Items listed in a dataset:
┏━━

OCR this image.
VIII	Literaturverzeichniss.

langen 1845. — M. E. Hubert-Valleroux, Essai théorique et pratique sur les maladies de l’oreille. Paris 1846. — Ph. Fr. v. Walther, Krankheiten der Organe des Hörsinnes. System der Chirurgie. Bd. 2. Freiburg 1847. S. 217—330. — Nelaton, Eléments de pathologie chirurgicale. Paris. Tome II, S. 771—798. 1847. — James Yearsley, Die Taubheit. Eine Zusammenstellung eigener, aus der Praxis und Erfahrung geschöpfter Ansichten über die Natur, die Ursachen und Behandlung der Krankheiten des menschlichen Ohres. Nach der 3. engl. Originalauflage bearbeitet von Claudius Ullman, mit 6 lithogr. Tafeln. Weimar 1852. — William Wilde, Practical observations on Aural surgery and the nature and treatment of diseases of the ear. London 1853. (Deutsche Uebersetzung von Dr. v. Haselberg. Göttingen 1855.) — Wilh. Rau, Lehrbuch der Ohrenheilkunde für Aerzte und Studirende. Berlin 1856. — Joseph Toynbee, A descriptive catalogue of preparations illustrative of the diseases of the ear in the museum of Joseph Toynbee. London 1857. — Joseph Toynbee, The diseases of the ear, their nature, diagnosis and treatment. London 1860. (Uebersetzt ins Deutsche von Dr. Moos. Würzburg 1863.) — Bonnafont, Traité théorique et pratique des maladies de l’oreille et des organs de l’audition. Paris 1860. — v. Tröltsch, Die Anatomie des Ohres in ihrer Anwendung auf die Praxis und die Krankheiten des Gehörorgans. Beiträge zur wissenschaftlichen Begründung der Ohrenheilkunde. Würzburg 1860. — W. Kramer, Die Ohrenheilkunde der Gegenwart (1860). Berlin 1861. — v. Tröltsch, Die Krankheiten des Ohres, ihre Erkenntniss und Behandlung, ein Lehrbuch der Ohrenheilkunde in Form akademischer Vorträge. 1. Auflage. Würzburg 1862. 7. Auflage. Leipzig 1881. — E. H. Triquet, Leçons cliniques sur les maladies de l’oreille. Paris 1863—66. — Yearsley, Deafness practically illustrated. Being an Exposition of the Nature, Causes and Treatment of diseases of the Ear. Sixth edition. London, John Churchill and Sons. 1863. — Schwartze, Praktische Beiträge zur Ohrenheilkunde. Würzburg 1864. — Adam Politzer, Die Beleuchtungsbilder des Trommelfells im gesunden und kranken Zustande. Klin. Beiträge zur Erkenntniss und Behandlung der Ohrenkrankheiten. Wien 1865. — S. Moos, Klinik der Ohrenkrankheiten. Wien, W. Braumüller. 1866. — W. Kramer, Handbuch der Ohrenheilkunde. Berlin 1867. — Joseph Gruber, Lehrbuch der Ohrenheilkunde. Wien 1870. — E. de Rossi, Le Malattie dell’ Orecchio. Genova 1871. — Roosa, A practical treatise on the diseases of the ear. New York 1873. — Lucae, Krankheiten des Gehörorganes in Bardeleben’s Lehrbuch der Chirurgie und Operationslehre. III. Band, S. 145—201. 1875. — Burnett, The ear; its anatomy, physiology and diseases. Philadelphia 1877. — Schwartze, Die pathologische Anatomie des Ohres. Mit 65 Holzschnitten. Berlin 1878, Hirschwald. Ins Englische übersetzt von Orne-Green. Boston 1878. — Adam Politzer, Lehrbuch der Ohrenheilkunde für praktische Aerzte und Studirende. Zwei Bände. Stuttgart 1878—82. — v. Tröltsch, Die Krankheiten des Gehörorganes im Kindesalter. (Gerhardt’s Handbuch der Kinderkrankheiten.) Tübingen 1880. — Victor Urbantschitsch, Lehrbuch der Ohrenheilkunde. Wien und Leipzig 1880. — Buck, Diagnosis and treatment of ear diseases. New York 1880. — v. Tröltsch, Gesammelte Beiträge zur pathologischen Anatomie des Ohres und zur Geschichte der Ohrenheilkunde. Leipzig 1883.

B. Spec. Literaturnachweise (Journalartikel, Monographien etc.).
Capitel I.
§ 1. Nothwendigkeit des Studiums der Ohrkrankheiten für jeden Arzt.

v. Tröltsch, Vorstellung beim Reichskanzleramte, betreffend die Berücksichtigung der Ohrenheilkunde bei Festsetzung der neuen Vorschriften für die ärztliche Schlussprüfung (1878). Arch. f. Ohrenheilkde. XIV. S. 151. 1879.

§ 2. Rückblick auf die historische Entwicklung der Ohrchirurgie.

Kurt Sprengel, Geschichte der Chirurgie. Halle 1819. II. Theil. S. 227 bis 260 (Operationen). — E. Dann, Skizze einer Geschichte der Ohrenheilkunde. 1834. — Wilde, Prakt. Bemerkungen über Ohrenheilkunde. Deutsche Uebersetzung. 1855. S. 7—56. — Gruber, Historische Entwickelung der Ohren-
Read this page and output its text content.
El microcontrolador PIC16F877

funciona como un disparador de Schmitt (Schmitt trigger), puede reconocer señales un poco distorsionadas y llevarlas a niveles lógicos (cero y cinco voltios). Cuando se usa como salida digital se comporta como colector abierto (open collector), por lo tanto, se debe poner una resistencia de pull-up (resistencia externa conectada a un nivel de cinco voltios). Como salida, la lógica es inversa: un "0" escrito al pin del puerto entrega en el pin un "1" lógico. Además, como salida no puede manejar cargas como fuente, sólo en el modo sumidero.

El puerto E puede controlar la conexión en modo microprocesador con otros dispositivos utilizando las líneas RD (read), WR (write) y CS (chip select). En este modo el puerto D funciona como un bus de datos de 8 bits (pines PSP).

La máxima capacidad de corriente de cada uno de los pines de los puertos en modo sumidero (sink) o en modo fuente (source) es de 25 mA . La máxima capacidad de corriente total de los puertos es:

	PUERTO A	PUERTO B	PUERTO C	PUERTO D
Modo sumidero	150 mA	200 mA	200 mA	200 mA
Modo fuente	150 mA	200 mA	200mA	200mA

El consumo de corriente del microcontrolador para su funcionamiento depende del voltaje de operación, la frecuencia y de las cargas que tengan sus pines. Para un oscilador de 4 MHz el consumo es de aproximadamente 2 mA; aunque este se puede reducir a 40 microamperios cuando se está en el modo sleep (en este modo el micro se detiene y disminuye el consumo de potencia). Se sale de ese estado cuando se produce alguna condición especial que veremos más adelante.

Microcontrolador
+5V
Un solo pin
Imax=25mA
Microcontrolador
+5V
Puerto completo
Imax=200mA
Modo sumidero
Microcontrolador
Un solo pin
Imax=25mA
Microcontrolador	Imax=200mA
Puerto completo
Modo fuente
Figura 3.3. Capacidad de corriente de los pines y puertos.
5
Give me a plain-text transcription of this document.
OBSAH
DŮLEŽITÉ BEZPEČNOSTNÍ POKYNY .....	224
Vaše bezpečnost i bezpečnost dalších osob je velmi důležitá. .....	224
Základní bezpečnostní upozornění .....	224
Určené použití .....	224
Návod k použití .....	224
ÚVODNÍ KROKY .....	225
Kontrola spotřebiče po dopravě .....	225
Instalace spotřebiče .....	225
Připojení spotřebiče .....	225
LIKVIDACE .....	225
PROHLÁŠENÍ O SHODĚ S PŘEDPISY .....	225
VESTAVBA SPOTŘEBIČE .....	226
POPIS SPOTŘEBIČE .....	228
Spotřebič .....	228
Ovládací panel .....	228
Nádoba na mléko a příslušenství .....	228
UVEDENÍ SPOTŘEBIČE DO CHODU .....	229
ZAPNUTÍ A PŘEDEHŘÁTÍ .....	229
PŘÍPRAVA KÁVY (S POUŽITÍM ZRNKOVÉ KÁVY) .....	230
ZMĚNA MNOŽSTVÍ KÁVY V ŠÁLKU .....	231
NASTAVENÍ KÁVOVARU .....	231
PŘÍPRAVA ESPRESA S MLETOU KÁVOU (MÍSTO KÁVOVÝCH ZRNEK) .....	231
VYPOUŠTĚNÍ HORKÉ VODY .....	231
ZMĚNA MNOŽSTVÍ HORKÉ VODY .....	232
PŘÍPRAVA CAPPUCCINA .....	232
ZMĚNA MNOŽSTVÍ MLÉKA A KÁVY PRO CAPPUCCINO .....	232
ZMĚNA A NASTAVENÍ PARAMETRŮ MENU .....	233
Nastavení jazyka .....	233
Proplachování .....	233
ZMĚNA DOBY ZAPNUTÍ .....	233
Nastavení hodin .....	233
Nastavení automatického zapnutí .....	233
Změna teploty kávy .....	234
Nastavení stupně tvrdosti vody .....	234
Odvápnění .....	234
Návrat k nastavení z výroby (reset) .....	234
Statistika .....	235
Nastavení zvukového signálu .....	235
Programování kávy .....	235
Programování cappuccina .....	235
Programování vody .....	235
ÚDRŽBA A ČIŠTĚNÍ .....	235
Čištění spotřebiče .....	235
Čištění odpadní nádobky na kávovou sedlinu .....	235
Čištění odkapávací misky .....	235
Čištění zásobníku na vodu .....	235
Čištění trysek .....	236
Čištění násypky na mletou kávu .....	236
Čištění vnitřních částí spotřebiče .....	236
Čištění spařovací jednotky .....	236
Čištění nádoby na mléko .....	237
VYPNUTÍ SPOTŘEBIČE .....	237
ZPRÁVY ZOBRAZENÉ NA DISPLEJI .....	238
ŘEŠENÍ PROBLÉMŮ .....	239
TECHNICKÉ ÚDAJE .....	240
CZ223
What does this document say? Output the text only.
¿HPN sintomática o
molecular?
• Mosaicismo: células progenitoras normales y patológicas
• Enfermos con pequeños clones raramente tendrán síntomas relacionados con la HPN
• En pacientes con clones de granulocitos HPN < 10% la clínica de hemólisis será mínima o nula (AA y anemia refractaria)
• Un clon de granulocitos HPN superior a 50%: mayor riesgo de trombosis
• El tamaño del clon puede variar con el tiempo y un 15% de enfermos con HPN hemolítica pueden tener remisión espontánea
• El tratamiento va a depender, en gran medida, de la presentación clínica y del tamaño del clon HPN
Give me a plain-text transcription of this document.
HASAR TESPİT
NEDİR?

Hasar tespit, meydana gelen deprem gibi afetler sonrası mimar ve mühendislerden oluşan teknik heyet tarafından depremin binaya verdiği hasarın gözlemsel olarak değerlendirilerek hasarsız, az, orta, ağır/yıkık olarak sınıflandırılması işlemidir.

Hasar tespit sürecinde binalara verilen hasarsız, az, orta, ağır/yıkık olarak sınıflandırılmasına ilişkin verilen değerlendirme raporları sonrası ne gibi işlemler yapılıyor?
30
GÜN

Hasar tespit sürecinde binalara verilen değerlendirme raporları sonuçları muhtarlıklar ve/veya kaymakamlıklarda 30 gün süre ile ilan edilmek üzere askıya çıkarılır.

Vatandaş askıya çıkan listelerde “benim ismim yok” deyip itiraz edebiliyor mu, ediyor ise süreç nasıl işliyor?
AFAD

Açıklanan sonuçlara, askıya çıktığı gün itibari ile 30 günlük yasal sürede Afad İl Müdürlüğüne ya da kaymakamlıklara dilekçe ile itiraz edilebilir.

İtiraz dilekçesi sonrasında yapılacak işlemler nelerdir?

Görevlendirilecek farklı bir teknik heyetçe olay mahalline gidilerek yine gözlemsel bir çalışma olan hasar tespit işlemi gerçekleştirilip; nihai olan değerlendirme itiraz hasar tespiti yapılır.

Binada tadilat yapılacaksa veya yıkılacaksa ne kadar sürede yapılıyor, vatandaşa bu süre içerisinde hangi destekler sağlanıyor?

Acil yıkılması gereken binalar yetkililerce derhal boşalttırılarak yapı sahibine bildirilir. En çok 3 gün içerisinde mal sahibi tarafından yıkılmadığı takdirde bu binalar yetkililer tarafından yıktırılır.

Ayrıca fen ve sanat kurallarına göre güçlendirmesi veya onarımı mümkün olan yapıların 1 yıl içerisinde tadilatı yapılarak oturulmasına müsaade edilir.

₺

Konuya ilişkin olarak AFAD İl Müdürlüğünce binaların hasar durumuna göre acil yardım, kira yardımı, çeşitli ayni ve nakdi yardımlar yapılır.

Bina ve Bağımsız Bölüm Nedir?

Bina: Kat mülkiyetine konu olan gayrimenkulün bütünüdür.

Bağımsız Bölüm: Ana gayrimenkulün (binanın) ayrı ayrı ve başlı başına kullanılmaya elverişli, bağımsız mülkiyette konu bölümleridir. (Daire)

┗━━

Goal of the exercise: Extract every line containing the string "Bölüm" from the data above.

Exercise solution:
Bina ve Bağımsız Bölüm Nedir?
Bağımsız Bölüm: Ana gayrimenkulün (binanın) ayrı ayrı ve başlı başına kullanılmaya elverişli, bağımsız mülkiyette konu bölümleridir. (Daire)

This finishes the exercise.